(Provided entries)
════

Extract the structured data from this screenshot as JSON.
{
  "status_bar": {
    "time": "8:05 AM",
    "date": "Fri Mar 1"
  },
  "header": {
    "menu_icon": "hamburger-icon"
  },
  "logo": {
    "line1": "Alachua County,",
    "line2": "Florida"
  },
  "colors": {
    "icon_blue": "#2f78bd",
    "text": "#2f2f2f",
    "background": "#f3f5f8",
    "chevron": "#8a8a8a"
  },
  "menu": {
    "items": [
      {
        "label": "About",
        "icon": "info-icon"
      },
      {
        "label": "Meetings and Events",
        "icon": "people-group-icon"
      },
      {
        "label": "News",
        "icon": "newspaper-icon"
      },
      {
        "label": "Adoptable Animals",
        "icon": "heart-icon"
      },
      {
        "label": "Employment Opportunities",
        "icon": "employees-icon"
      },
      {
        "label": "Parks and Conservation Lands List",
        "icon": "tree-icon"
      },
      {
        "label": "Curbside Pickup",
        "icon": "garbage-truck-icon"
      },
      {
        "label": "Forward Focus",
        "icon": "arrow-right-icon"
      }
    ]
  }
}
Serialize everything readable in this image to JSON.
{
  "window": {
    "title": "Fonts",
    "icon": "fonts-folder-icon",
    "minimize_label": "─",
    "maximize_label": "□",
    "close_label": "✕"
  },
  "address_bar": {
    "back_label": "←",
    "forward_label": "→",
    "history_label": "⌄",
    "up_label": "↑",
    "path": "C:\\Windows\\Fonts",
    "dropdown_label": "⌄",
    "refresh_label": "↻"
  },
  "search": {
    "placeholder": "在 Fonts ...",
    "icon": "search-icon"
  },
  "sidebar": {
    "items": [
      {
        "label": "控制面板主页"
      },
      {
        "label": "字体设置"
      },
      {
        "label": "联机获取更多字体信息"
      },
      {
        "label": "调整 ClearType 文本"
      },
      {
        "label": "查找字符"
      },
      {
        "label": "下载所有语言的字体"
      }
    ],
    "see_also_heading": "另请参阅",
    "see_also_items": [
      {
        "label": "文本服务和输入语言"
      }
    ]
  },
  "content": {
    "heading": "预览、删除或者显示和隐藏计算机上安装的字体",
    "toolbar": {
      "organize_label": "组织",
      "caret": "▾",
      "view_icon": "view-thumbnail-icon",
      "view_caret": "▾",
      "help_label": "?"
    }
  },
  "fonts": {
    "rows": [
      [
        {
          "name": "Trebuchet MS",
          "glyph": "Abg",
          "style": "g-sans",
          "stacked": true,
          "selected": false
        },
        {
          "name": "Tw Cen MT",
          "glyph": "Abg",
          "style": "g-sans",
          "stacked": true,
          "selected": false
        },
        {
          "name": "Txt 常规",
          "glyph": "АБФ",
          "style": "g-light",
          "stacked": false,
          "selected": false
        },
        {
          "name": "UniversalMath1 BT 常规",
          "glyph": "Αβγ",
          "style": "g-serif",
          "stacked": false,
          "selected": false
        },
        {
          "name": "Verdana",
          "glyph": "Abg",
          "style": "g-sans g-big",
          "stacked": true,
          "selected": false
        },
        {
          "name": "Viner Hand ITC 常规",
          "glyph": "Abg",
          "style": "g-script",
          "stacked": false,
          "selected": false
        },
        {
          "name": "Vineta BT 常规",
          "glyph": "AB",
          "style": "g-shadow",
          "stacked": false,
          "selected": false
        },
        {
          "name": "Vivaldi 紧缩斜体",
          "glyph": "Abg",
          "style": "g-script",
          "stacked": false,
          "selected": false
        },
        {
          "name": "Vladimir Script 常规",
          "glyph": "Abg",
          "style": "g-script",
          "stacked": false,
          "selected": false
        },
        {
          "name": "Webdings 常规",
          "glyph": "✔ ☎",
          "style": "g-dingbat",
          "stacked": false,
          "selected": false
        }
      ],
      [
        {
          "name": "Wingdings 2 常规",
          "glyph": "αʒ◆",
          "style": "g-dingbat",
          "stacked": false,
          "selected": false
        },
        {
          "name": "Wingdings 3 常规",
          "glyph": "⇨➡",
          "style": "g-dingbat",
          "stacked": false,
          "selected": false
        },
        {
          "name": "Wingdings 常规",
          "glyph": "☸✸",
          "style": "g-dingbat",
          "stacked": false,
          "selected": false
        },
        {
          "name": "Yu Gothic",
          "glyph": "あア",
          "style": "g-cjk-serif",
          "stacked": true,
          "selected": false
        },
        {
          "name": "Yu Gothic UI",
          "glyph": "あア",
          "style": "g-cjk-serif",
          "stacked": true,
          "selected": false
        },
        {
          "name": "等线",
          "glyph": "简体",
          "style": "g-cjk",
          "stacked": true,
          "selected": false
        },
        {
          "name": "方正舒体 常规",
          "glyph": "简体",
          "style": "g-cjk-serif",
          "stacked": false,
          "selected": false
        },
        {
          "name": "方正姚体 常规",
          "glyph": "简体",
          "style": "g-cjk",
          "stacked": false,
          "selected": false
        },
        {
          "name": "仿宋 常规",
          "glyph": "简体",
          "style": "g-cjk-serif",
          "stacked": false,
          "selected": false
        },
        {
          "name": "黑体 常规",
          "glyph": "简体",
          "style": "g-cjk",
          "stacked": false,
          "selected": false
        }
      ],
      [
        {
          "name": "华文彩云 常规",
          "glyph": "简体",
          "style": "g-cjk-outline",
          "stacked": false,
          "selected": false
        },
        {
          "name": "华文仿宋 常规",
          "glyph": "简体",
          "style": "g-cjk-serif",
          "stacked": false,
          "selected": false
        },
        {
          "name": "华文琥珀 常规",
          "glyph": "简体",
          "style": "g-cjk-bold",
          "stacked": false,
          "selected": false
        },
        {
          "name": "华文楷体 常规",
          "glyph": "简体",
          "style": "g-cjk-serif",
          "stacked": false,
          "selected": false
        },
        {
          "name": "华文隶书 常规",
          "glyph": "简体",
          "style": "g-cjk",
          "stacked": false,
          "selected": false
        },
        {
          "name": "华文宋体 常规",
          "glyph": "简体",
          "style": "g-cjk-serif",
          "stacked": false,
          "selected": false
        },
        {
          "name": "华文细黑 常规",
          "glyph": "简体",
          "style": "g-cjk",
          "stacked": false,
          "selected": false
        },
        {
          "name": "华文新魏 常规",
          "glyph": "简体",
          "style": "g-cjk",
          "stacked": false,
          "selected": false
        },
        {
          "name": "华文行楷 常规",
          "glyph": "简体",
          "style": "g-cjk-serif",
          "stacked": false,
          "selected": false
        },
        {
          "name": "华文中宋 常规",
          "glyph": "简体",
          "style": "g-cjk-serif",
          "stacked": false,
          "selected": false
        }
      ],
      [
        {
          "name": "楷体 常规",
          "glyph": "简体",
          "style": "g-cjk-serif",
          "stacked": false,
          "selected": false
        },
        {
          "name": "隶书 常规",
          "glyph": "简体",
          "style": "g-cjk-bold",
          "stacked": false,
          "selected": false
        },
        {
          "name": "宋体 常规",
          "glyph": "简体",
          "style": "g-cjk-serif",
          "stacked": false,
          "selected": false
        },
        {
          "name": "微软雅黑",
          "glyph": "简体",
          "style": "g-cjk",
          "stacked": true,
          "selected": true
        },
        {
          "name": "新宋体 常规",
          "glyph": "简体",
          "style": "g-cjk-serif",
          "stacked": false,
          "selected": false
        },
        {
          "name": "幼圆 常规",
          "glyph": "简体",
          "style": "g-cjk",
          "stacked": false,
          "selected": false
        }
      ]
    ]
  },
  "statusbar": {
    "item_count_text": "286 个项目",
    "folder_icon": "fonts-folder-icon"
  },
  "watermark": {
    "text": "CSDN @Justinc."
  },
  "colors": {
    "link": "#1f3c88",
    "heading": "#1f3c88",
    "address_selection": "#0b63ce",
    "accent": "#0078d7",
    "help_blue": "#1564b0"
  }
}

════

(Task) Extract the data exactly as given.

(Written response)
Extract the structured data from this screenshot as JSON.
{
  "status_bar": {
    "time": "8:05 AM",
    "date": "Fri Mar 1"
  },
  "header": {
    "menu_icon": "hamburger-icon"
  },
  "logo": {
    "line1": "Alachua County,",
    "line2": "Florida"
  },
  "colors": {
    "icon_blue": "#2f78bd",
    "text": "#2f2f2f",
    "background": "#f3f5f8",
    "chevron": "#8a8a8a"
  },
  "menu": {
    "items": [
      {
        "label": "About",
        "icon": "info-icon"
      },
      {
        "label": "Meetings and Events",
        "icon": "people-group-icon"
      },
      {
        "label": "News",
        "icon": "newspaper-icon"
      },
      {
        "label": "Adoptable Animals",
        "icon": "heart-icon"
      },
      {
        "label": "Employment Opportunities",
        "icon": "employees-icon"
      },
      {
        "label": "Parks and Conservation Lands List",
        "icon": "tree-icon"
      },
      {
        "label": "Curbside Pickup",
        "icon": "garbage-truck-icon"
      },
      {
        "label": "Forward Focus",
        "icon": "arrow-right-icon"
      }
    ]
  }
}
Serialize everything readable in this image to JSON.
{
  "window": {
    "title": "Fonts",
    "icon": "fonts-folder-icon",
    "minimize_label": "─",
    "maximize_label": "□",
    "close_label": "✕"
  },
  "address_bar": {
    "back_label": "←",
    "forward_label": "→",
    "history_label": "⌄",
    "up_label": "↑",
    "path": "C:\\Windows\\Fonts",
    "dropdown_label": "⌄",
    "refresh_label": "↻"
  },
  "search": {
    "placeholder": "在 Fonts ...",
    "icon": "search-icon"
  },
  "sidebar": {
    "items": [
      {
        "label": "控制面板主页"
      },
      {
        "label": "字体设置"
      },
      {
        "label": "联机获取更多字体信息"
      },
      {
        "label": "调整 ClearType 文本"
      },
      {
        "label": "查找字符"
      },
      {
        "label": "下载所有语言的字体"
      }
    ],
    "see_also_heading": "另请参阅",
    "see_also_items": [
      {
        "label": "文本服务和输入语言"
      }
    ]
  },
  "content": {
    "heading": "预览、删除或者显示和隐藏计算机上安装的字体",
    "toolbar": {
      "organize_label": "组织",
      "caret": "▾",
      "view_icon": "view-thumbnail-icon",
      "view_caret": "▾",
      "help_label": "?"
    }
  },
  "fonts": {
    "rows": [
      [
        {
          "name": "Trebuchet MS",
          "glyph": "Abg",
          "style": "g-sans",
          "stacked": true,
          "selected": false
        },
        {
          "name": "Tw Cen MT",
          "glyph": "Abg",
          "style": "g-sans",
          "stacked": true,
          "selected": false
        },
        {
          "name": "Txt 常规",
          "glyph": "АБФ",
          "style": "g-light",
          "stacked": false,
          "selected": false
        },
        {
          "name": "UniversalMath1 BT 常规",
          "glyph": "Αβγ",
          "style": "g-serif",
          "stacked": false,
          "selected": false
        },
        {
          "name": "Verdana",
          "glyph": "Abg",
          "style": "g-sans g-big",
          "stacked": true,
          "selected": false
        },
        {
          "name": "Viner Hand ITC 常规",
          "glyph": "Abg",
          "style": "g-script",
          "stacked": false,
          "selected": false
        },
        {
          "name": "Vineta BT 常规",
          "glyph": "AB",
          "style": "g-shadow",
          "stacked": false,
          "selected": false
        },
        {
          "name": "Vivaldi 紧缩斜体",
          "glyph": "Abg",
          "style": "g-script",
          "stacked": false,
          "selected": false
        },
        {
          "name": "Vladimir Script 常规",
          "glyph": "Abg",
          "style": "g-script",
          "stacked": false,
          "selected": false
        },
        {
          "name": "Webdings 常规",
          "glyph": "✔ ☎",
          "style": "g-dingbat",
          "stacked": false,
          "selected": false
        }
      ],
      [
        {
          "name": "Wingdings 2 常规",
          "glyph": "αʒ◆",
          "style": "g-dingbat",
          "stacked": false,
          "selected": false
        },
        {
          "name": "Wingdings 3 常规",
          "glyph": "⇨➡",
          "style": "g-dingbat",
          "stacked": false,
          "selected": false
        },
        {
          "name": "Wingdings 常规",
          "glyph": "☸✸",
          "style": "g-dingbat",
          "stacked": false,
          "selected": false
        },
        {
          "name": "Yu Gothic",
          "glyph": "あア",
          "style": "g-cjk-serif",
          "stacked": true,
          "selected": false
        },
        {
          "name": "Yu Gothic UI",
          "glyph": "あア",
          "style": "g-cjk-serif",
          "stacked": true,
          "selected": false
        },
        {
          "name": "等线",
          "glyph": "简体",
          "style": "g-cjk",
          "stacked": true,
          "selected": false
        },
        {
          "name": "方正舒体 常规",
          "glyph": "简体",
          "style": "g-cjk-serif",
          "stacked": false,
          "selected": false
        },
        {
          "name": "方正姚体 常规",
          "glyph": "简体",
          "style": "g-cjk",
          "stacked": false,
          "selected": false
        },
        {
          "name": "仿宋 常规",
          "glyph": "简体",
          "style": "g-cjk-serif",
          "stacked": false,
          "selected": false
        },
        {
          "name": "黑体 常规",
          "glyph": "简体",
          "style": "g-cjk",
          "stacked": false,
          "selected": false
        }
      ],
      [
        {
          "name": "华文彩云 常规",
          "glyph": "简体",
          "style": "g-cjk-outline",
          "stacked": false,
          "selected": false
        },
        {
          "name": "华文仿宋 常规",
          "glyph": "简体",
          "style": "g-cjk-serif",
          "stacked": false,
          "selected": false
        },
        {
          "name": "华文琥珀 常规",
          "glyph": "简体",
          "style": "g-cjk-bold",
          "stacked": false,
          "selected": false
        },
        {
          "name": "华文楷体 常规",
          "glyph": "简体",
          "style": "g-cjk-serif",
          "stacked": false,
          "selected": false
        },
        {
          "name": "华文隶书 常规",
          "glyph": "简体",
          "style": "g-cjk",
          "stacked": false,
          "selected": false
        },
        {
          "name": "华文宋体 常规",
          "glyph": "简体",
          "style": "g-cjk-serif",
          "stacked": false,
          "selected": false
        },
        {
          "name": "华文细黑 常规",
          "glyph": "简体",
          "style": "g-cjk",
          "stacked": false,
          "selected": false
        },
        {
          "name": "华文新魏 常规",
          "glyph": "简体",
          "style": "g-cjk",
          "stacked": false,
          "selected": false
        },
        {
          "name": "华文行楷 常规",
          "glyph": "简体",
          "style": "g-cjk-serif",
          "stacked": false,
          "selected": false
        },
        {
          "name": "华文中宋 常规",
          "glyph": "简体",
          "style": "g-cjk-serif",
          "stacked": false,
          "selected": false
        }
      ],
      [
        {
          "name": "楷体 常规",
          "glyph": "简体",
          "style": "g-cjk-serif",
          "stacked": false,
          "selected": false
        },
        {
          "name": "隶书 常规",
          "glyph": "简体",
          "style": "g-cjk-bold",
          "stacked": false,
          "selected": false
        },
        {
          "name": "宋体 常规",
          "glyph": "简体",
          "style": "g-cjk-serif",
          "stacked": false,
          "selected": false
        },
        {
          "name": "微软雅黑",
          "glyph": "简体",
          "style": "g-cjk",
          "stacked": true,
          "selected": true
        },
        {
          "name": "新宋体 常规",
          "glyph": "简体",
          "style": "g-cjk-serif",
          "stacked": false,
          "selected": false
        },
        {
          "name": "幼圆 常规",
          "glyph": "简体",
          "style": "g-cjk",
          "stacked": false,
          "selected": false
        }
      ]
    ]
  },
  "statusbar": {
    "item_count_text": "286 个项目",
    "folder_icon": "fonts-folder-icon"
  },
  "watermark": {
    "text": "CSDN @Justinc."
  },
  "colors": {
    "link": "#1f3c88",
    "heading": "#1f3c88",
    "address_selection": "#0b63ce",
    "accent": "#0078d7",
    "help_blue": "#1564b0"
  }
}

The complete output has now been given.